• YOUR OBJECTIVE: The records below are to be quoted in full; please keep every word exact.

• DATA LISTING:
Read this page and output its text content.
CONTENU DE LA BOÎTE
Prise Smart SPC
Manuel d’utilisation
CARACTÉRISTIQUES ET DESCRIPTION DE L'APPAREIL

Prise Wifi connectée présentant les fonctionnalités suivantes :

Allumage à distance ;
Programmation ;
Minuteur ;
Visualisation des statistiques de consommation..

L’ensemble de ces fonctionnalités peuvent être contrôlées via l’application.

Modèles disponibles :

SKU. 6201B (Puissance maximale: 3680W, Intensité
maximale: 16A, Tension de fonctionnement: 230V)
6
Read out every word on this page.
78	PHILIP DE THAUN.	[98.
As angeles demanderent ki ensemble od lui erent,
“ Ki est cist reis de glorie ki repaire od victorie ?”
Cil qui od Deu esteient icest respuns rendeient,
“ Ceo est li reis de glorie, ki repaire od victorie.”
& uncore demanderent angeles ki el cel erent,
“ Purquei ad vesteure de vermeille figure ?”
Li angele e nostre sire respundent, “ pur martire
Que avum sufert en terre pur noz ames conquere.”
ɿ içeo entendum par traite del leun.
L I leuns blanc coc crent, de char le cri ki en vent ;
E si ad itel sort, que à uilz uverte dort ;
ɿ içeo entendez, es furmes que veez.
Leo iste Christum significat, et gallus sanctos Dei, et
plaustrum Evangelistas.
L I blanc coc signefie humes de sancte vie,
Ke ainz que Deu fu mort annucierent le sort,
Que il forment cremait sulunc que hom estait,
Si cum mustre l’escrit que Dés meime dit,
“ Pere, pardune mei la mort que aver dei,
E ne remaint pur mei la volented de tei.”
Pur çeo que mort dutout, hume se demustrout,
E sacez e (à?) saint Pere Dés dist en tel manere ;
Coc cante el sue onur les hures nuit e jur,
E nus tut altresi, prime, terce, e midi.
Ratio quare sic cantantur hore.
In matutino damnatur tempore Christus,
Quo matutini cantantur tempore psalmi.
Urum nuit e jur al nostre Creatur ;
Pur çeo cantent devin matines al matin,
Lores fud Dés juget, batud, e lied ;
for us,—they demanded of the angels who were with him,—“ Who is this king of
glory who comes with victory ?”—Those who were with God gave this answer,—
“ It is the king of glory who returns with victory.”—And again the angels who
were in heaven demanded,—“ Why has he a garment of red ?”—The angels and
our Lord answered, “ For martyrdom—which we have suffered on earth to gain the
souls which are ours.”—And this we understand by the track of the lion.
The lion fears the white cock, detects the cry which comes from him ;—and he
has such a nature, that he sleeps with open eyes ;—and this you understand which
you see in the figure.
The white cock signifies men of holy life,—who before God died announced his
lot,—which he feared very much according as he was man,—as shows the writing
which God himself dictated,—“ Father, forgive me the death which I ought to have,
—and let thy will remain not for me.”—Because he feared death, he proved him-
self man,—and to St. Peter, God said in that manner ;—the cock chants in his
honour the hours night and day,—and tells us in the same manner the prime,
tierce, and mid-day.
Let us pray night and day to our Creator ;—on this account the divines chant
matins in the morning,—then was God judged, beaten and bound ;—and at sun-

• CORRECT OUTPUT:
Read this page and output its text content.
CONTENU DE LA BOÎTE
Prise Smart SPC
Manuel d’utilisation
CARACTÉRISTIQUES ET DESCRIPTION DE L'APPAREIL

Prise Wifi connectée présentant les fonctionnalités suivantes :

Allumage à distance ;
Programmation ;
Minuteur ;
Visualisation des statistiques de consommation..

L’ensemble de ces fonctionnalités peuvent être contrôlées via l’application.

Modèles disponibles :

SKU. 6201B (Puissance maximale: 3680W, Intensité
maximale: 16A, Tension de fonctionnement: 230V)
6
Read out every word on this page.
78	PHILIP DE THAUN.	[98.
As angeles demanderent ki ensemble od lui erent,
“ Ki est cist reis de glorie ki repaire od victorie ?”
Cil qui od Deu esteient icest respuns rendeient,
“ Ceo est li reis de glorie, ki repaire od victorie.”
& uncore demanderent angeles ki el cel erent,
“ Purquei ad vesteure de vermeille figure ?”
Li angele e nostre sire respundent, “ pur martire
Que avum sufert en terre pur noz ames conquere.”
ɿ içeo entendum par traite del leun.
L I leuns blanc coc crent, de char le cri ki en vent ;
E si ad itel sort, que à uilz uverte dort ;
ɿ içeo entendez, es furmes que veez.
Leo iste Christum significat, et gallus sanctos Dei, et
plaustrum Evangelistas.
L I blanc coc signefie humes de sancte vie,
Ke ainz que Deu fu mort annucierent le sort,
Que il forment cremait sulunc que hom estait,
Si cum mustre l’escrit que Dés meime dit,
“ Pere, pardune mei la mort que aver dei,
E ne remaint pur mei la volented de tei.”
Pur çeo que mort dutout, hume se demustrout,
E sacez e (à?) saint Pere Dés dist en tel manere ;
Coc cante el sue onur les hures nuit e jur,
E nus tut altresi, prime, terce, e midi.
Ratio quare sic cantantur hore.
In matutino damnatur tempore Christus,
Quo matutini cantantur tempore psalmi.
Urum nuit e jur al nostre Creatur ;
Pur çeo cantent devin matines al matin,
Lores fud Dés juget, batud, e lied ;
for us,—they demanded of the angels who were with him,—“ Who is this king of
glory who comes with victory ?”—Those who were with God gave this answer,—
“ It is the king of glory who returns with victory.”—And again the angels who
were in heaven demanded,—“ Why has he a garment of red ?”—The angels and
our Lord answered, “ For martyrdom—which we have suffered on earth to gain the
souls which are ours.”—And this we understand by the track of the lion.
The lion fears the white cock, detects the cry which comes from him ;—and he
has such a nature, that he sleeps with open eyes ;—and this you understand which
you see in the figure.
The white cock signifies men of holy life,—who before God died announced his
lot,—which he feared very much according as he was man,—as shows the writing
which God himself dictated,—“ Father, forgive me the death which I ought to have,
—and let thy will remain not for me.”—Because he feared death, he proved him-
self man,—and to St. Peter, God said in that manner ;—the cock chants in his
honour the hours night and day,—and tells us in the same manner the prime,
tierce, and mid-day.
Let us pray night and day to our Creator ;—on this account the divines chant
matins in the morning,—then was God judged, beaten and bound ;—and at sun-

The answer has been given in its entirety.